* START Input data *

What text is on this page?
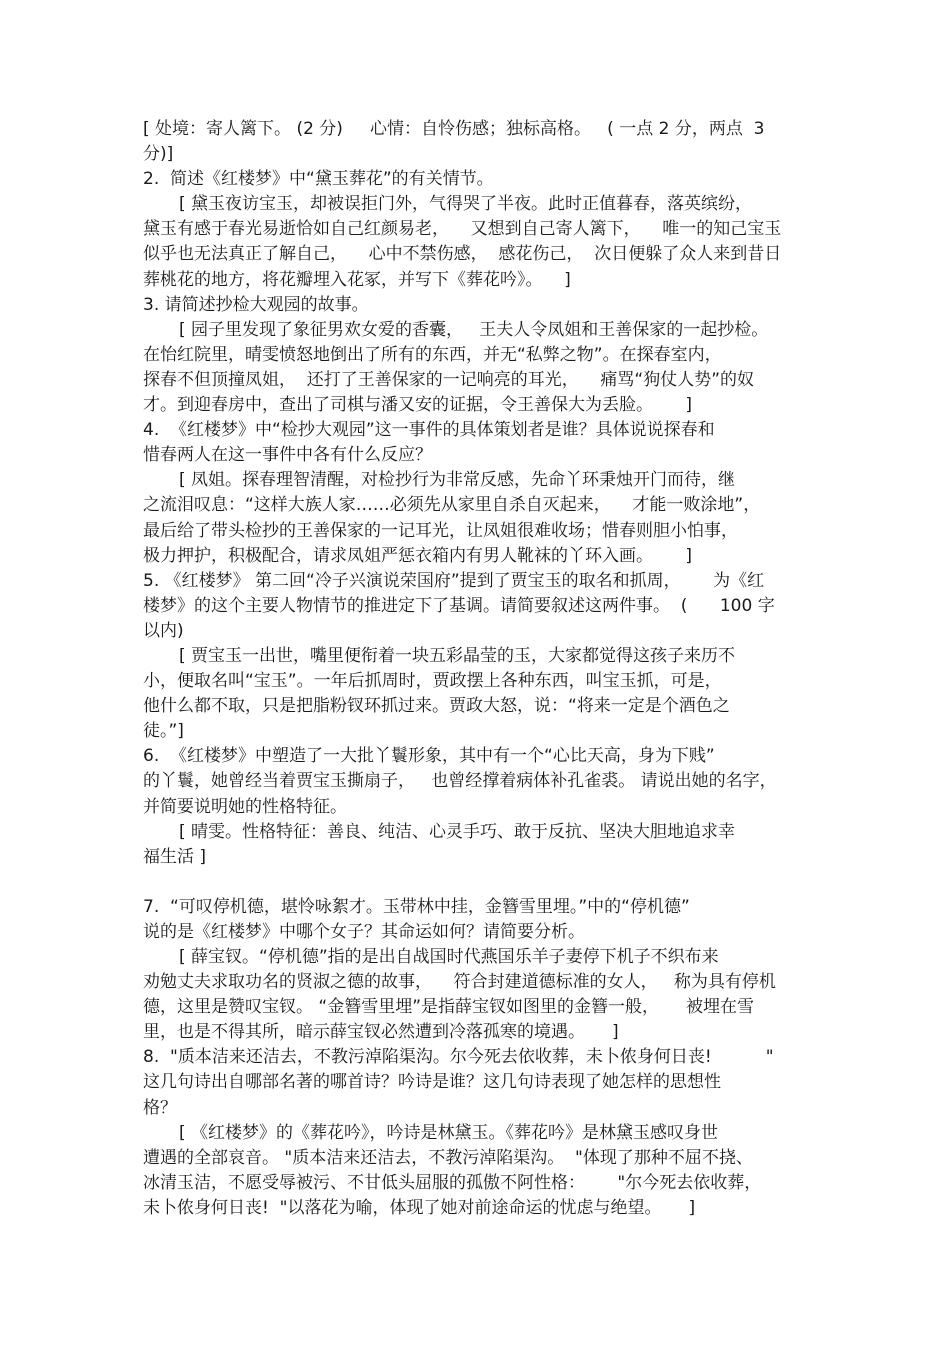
[ 处境：寄人篱下。 (2 分)     心情：自怜伤感；独标高格。   ( 一点 2 分，两点  3
分)]
2.  简述《红楼梦》中“黛玉葬花”的有关情节。
[ 黛玉夜访宝玉，却被误拒门外，气得哭了半夜。此时正值暮春，落英缤纷，
黛玉有感于春光易逝恰如自己红颜易老，    又想到自己寄人篱下，    唯一的知己宝玉
似乎也无法真正了解自己，    心中不禁伤感，  感花伤己，  次日便躲了众人来到昔日
葬桃花的地方，将花瓣埋入花冢，并写下《葬花吟》。    ]
3. 请简述抄检大观园的故事。
[ 园子里发现了象征男欢女爱的香囊，   王夫人令凤姐和王善保家的一起抄检。
在怡红院里，晴雯愤怒地倒出了所有的东西，并无“私弊之物”。在探春室内，
探春不但顶撞凤姐，  还打了王善保家的一记响亮的耳光，    痛骂“狗仗人势”的奴
才。到迎春房中，查出了司棋与潘又安的证据，令王善保大为丢脸。      ]
4.  《红楼梦》中“检抄大观园”这一事件的具体策划者是谁？具体说说探春和
惜春两人在这一事件中各有什么反应？
[ 凤姐。探春理智清醒，对检抄行为非常反感，先命丫环秉烛开门而待，继
之流泪叹息：“这样大族人家……必须先从家里自杀自灭起来，    才能一败涂地”，
最后给了带头检抄的王善保家的一记耳光，让凤姐很难收场；惜春则胆小怕事，
极力押护，积极配合，请求凤姐严惩衣箱内有男人靴袜的丫环入画。      ]
5. 《红楼梦》 第二回“冷子兴演说荣国府”提到了贾宝玉的取名和抓周，      为《红
楼梦》的这个主要人物情节的推进定下了基调。请简要叙述这两件事。  (      100 字
以内)
[ 贾宝玉一出世，嘴里便衔着一块五彩晶莹的玉，大家都觉得这孩子来历不
小，便取名叫“宝玉”。一年后抓周时，贾政摆上各种东西，叫宝玉抓，可是，
他什么都不取，只是把脂粉钗环抓过来。贾政大怒，说：“将来一定是个酒色之
徒。”]
6.  《红楼梦》中塑造了一大批丫鬟形象，其中有一个“心比天高，身为下贱”
的丫鬟，她曾经当着贾宝玉撕扇子，   也曾经撑着病体补孔雀裘。 请说出她的名字，
并简要说明她的性格特征。
[ 晴雯。性格特征：善良、纯洁、心灵手巧、敢于反抗、坚决大胆地追求幸
福生活 ]
7.  “可叹停机德，堪怜咏絮才。玉带林中挂，金簪雪里埋。”中的“停机德”
说的是《红楼梦》中哪个女子？其命运如何？请简要分析。
[ 薛宝钗。“停机德”指的是出自战国时代燕国乐羊子妻停下机子不织布来
劝勉丈夫求取功名的贤淑之德的故事，    符合封建道德标准的女人，   称为具有停机
德，这里是赞叹宝钗。 “金簪雪里埋”是指薛宝钗如图里的金簪一般，     被埋在雪
里，也是不得其所，暗示薛宝钗必然遭到冷落孤寒的境遇。     ]
8.  "质本洁来还洁去，不教污淖陷渠沟。尔今死去依收葬，未卜侬身何日丧!          "
这几句诗出自哪部名著的哪首诗？吟诗是谁？这几句诗表现了她怎样的思想性
格？
[ 《红楼梦》的《葬花吟》，吟诗是林黛玉。《葬花吟》是林黛玉感叹身世
遭遇的全部哀音。 "质本洁来还洁去，不教污淖陷渠沟。  "体现了那种不屈不挠、
冰清玉洁，不愿受辱被污、不甘低头屈服的孤傲不阿性格：      "尔今死去依收葬，
未卜侬身何日丧!  "以落花为喻，体现了她对前途命运的忧虑与绝望。     ]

* END Input data *

Work to do: Every line of the listing that holds "未卜侬身何日丧" should be found and copied.

Exercise response:
8.  "质本洁来还洁去，不教污淖陷渠沟。尔今死去依收葬，未卜侬身何日丧!          "
未卜侬身何日丧!  "以落花为喻，体现了她对前途命运的忧虑与绝望。     ]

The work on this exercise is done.